* start *

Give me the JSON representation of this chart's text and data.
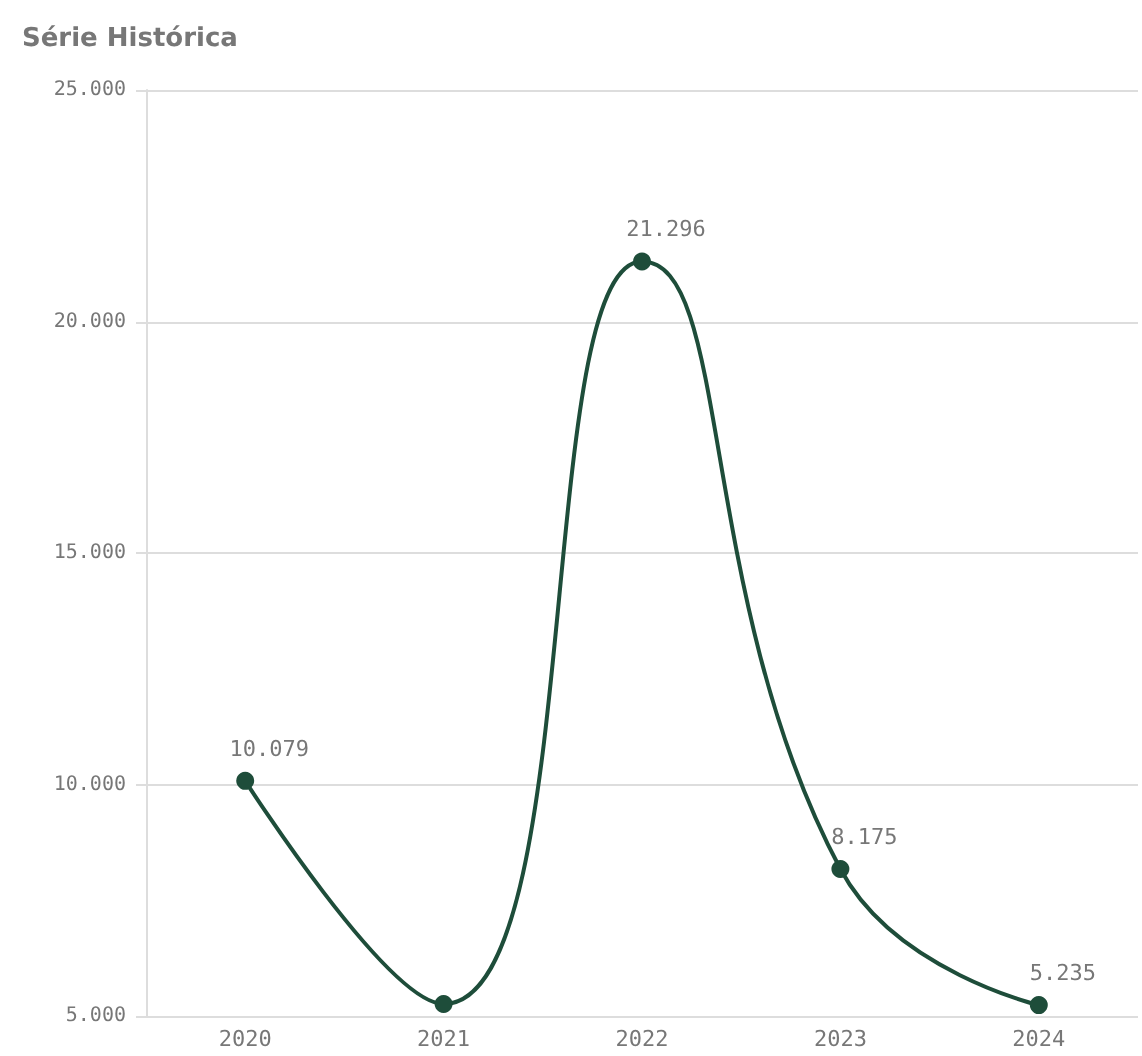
{
  "chart_data": {
    "type": "line",
    "title": "Série Histórica",
    "categories": [
      "2020",
      "2021",
      "2022",
      "2023",
      "2024"
    ],
    "series": [
      {
        "color": "#1e4d3a",
        "values": [
          10079,
          5260,
          21296,
          8175,
          5235
        ],
        "value_labels": [
          "10.079",
          null,
          "21.296",
          "8.175",
          "5.235"
        ]
      }
    ],
    "ylim": [
      5000,
      25000
    ],
    "yticks": [
      {
        "value": 5000,
        "label": "5.000"
      },
      {
        "value": 10000,
        "label": "10.000"
      },
      {
        "value": 15000,
        "label": "15.000"
      },
      {
        "value": 20000,
        "label": "20.000"
      },
      {
        "value": 25000,
        "label": "25.000"
      }
    ],
    "grid": "y",
    "marker": "circle",
    "line_style": "solid"
  }
}
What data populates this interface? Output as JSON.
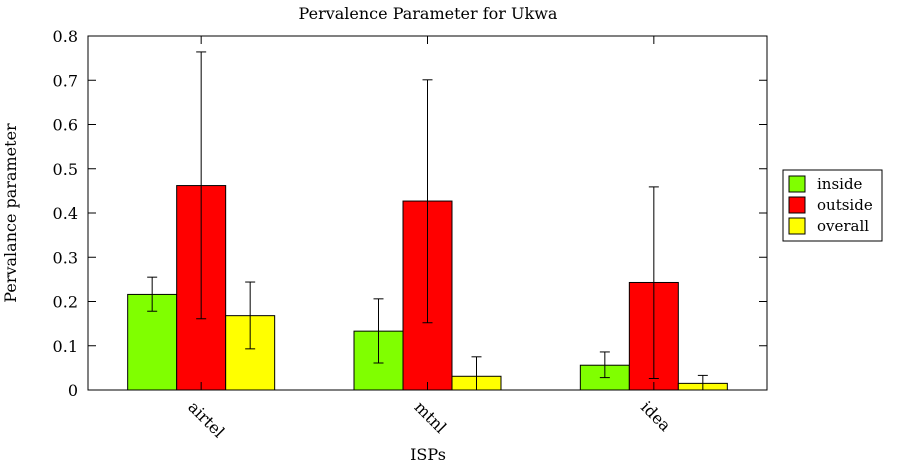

* end *

EXERCISE:
Leave out the pictures and reproduce the rest of the listing exactly.

FULL OUTPUT:
Give me the JSON representation of this chart's text and data.
{
  "chart_data": {
    "type": "line",
    "title": "Série Histórica",
    "categories": [
      "2020",
      "2021",
      "2022",
      "2023",
      "2024"
    ],
    "series": [
      {
        "color": "#1e4d3a",
        "values": [
          10079,
          5260,
          21296,
          8175,
          5235
        ],
        "value_labels": [
          "10.079",
          null,
          "21.296",
          "8.175",
          "5.235"
        ]
      }
    ],
    "ylim": [
      5000,
      25000
    ],
    "yticks": [
      {
        "value": 5000,
        "label": "5.000"
      },
      {
        "value": 10000,
        "label": "10.000"
      },
      {
        "value": 15000,
        "label": "15.000"
      },
      {
        "value": 20000,
        "label": "20.000"
      },
      {
        "value": 25000,
        "label": "25.000"
      }
    ],
    "grid": "y",
    "marker": "circle",
    "line_style": "solid"
  }
}
What data populates this interface? Output as JSON.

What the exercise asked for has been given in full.